▶ _WORK TO DO_: Nothing but the lines from the one containing "Transcribe the text in this document." to the end of the data should be returned, each exactly as written.

[Collected data]
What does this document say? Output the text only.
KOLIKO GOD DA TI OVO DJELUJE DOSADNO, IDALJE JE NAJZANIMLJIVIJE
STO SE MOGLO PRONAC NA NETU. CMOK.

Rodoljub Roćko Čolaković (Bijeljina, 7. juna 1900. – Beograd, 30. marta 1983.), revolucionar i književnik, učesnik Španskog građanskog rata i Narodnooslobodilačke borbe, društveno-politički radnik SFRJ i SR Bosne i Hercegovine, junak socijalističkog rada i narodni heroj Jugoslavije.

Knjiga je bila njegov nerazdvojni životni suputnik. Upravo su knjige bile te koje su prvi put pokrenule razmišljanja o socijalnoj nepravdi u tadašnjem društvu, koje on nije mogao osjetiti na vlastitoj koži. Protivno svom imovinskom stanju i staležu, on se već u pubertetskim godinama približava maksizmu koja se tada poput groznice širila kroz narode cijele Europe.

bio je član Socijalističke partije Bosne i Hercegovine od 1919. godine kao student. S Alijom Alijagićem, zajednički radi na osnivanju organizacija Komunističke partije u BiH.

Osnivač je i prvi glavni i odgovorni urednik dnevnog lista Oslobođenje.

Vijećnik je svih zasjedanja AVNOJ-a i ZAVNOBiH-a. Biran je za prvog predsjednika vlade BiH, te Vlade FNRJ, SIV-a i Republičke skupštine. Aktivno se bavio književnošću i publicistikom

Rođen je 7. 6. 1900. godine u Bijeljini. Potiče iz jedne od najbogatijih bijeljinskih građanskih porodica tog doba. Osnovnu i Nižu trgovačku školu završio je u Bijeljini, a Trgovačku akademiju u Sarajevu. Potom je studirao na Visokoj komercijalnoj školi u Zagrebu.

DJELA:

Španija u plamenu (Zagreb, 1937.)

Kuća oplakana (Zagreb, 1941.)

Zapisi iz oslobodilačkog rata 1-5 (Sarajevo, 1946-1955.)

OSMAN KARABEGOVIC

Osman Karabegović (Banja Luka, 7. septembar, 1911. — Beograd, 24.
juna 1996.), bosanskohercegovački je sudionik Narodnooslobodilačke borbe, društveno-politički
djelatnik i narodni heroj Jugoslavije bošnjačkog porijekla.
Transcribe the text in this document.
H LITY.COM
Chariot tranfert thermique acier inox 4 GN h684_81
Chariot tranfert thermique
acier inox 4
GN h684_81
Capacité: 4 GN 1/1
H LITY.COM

▶ _TASK SOLUTION_:
Transcribe the text in this document.
H LITY.COM
Chariot tranfert thermique acier inox 4 GN h684_81
Chariot tranfert thermique
acier inox 4
GN h684_81
Capacité: 4 GN 1/1
H LITY.COM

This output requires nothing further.